**Short task**
Copy out every line of the records where the string "flat" occurs.

**Entries from a dataset**
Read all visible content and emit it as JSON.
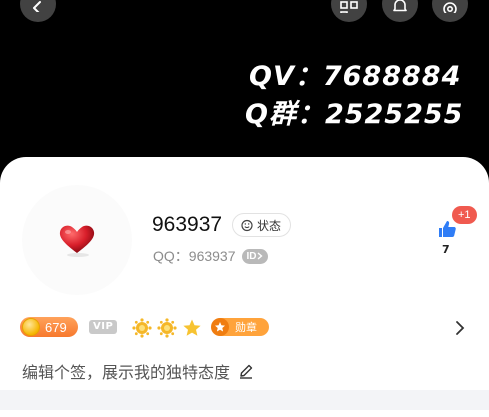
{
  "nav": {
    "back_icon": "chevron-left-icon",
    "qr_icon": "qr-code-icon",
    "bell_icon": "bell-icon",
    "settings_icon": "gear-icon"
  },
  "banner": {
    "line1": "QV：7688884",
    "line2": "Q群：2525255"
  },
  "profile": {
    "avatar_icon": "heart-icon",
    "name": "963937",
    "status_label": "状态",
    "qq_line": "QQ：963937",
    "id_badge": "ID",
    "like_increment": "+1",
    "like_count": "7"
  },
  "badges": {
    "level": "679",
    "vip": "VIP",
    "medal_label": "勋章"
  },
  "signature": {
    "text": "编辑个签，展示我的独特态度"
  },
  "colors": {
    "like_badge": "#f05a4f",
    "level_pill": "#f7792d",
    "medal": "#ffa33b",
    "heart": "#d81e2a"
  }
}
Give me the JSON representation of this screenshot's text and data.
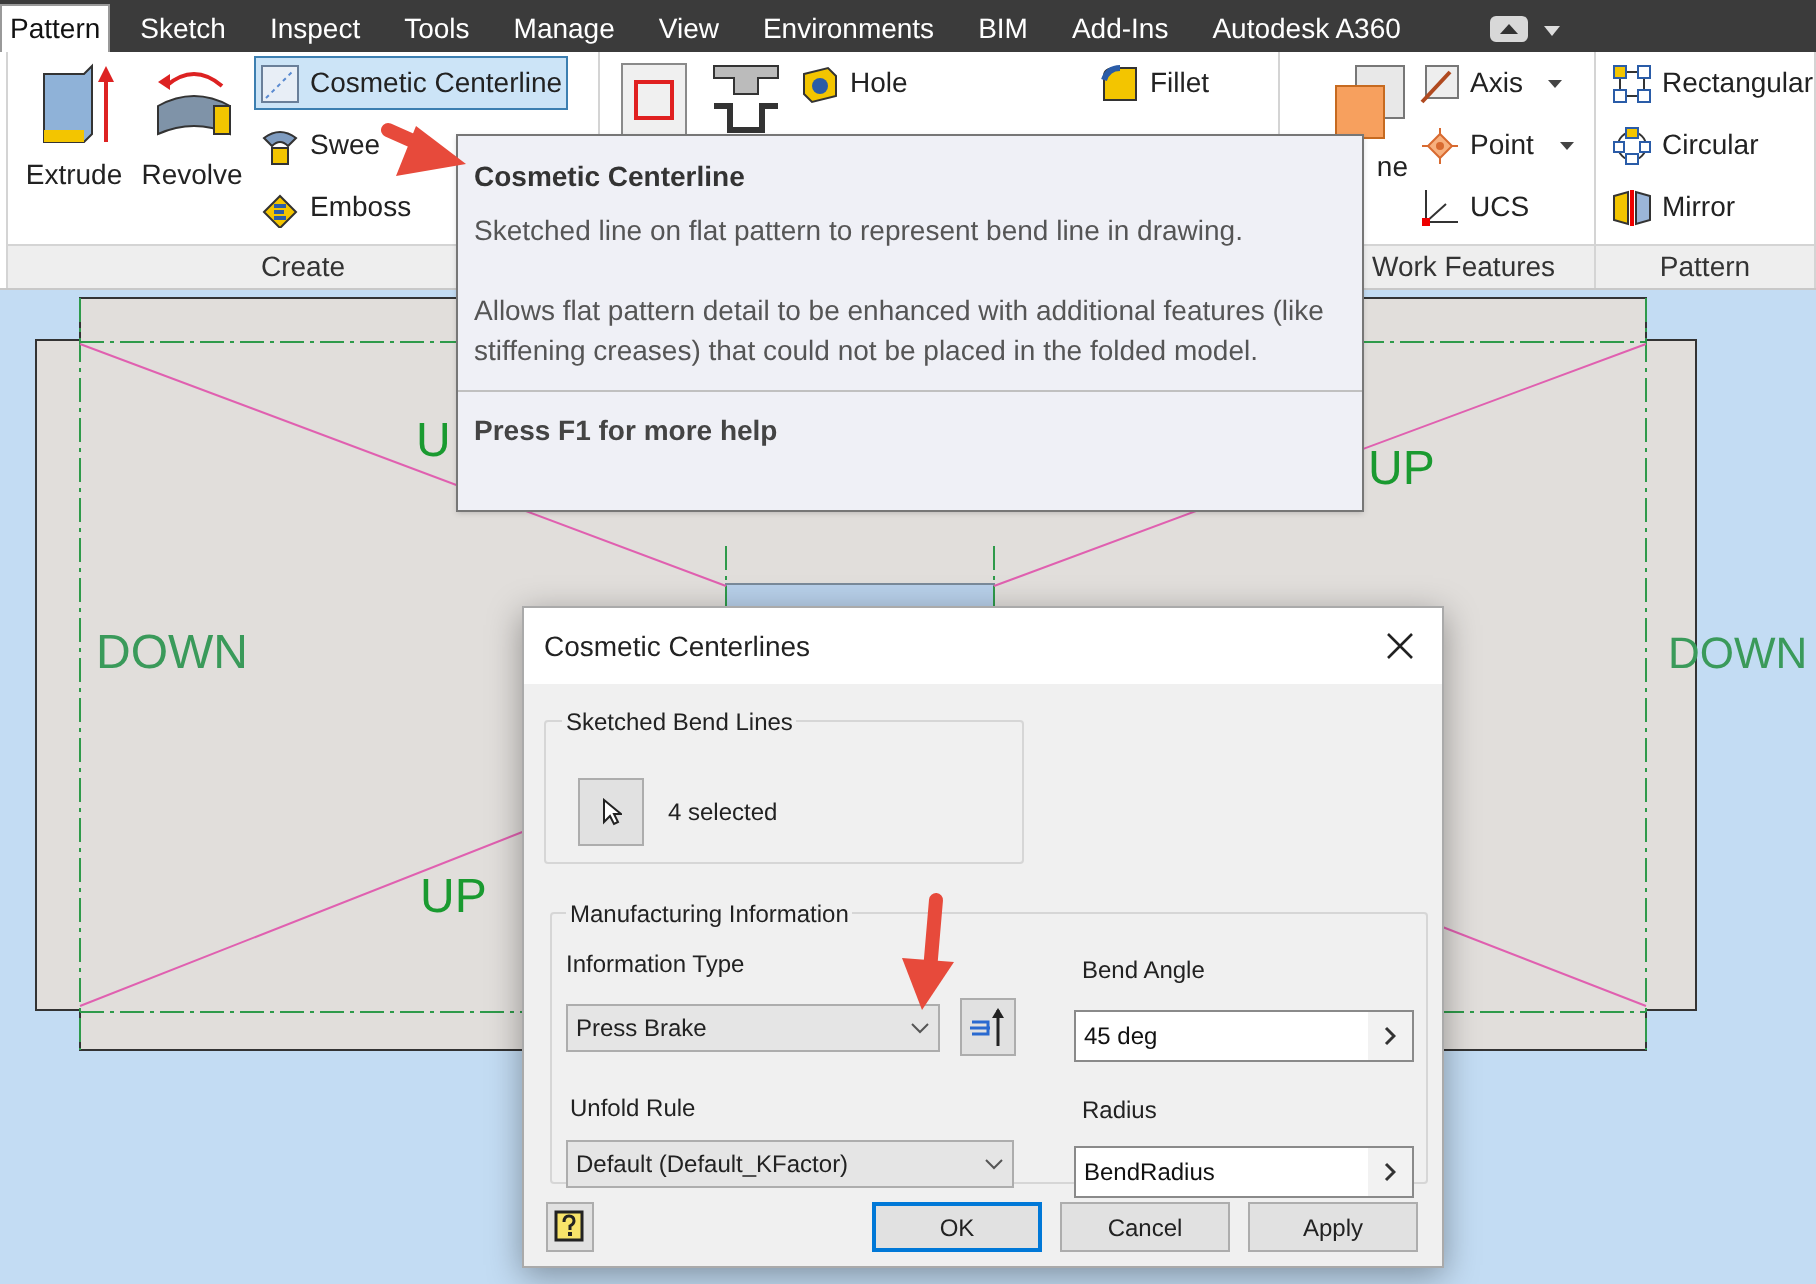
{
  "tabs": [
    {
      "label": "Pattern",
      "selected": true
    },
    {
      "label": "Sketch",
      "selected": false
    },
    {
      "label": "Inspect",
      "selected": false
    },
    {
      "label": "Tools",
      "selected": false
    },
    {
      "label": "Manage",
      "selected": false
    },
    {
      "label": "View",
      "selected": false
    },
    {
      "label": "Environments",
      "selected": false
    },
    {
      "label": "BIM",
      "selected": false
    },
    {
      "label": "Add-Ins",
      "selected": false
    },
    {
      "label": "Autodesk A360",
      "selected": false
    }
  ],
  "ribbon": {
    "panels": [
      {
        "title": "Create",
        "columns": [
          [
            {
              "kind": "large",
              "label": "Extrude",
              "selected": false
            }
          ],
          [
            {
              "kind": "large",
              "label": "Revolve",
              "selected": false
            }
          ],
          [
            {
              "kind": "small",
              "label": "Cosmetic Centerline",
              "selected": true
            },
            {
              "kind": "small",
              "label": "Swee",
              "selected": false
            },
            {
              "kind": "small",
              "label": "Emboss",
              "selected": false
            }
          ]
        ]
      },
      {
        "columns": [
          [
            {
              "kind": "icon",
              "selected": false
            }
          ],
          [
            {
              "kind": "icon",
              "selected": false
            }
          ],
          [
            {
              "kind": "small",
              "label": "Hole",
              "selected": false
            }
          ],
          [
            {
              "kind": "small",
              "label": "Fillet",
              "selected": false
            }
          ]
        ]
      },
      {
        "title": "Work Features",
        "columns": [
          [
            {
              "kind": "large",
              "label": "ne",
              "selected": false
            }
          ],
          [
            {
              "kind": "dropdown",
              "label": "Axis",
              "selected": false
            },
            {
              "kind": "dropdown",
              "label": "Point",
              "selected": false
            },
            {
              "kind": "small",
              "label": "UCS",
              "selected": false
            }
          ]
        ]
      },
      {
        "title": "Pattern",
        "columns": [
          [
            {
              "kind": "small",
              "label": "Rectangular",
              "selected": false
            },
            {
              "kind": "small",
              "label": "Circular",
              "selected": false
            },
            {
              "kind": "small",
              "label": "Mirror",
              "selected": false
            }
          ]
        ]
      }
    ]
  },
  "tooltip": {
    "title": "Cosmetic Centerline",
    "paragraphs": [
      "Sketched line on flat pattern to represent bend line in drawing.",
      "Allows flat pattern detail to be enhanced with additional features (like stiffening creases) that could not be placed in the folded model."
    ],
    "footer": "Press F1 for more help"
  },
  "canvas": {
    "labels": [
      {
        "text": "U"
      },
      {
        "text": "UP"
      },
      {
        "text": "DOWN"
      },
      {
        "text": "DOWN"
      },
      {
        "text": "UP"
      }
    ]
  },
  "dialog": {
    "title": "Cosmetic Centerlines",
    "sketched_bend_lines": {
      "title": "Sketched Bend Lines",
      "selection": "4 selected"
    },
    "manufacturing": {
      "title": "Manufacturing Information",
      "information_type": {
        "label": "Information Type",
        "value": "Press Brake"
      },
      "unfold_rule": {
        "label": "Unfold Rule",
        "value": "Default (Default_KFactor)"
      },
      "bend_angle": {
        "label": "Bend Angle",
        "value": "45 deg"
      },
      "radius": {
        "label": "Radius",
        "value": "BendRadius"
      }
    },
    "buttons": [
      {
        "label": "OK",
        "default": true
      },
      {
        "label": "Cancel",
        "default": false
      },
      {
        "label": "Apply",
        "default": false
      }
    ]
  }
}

**The completed task**
      "Sketched line on flat pattern to represent bend line in drawing.",
      "Allows flat pattern detail to be enhanced with additional features (like stiffening creases) that could not be placed in the folded model."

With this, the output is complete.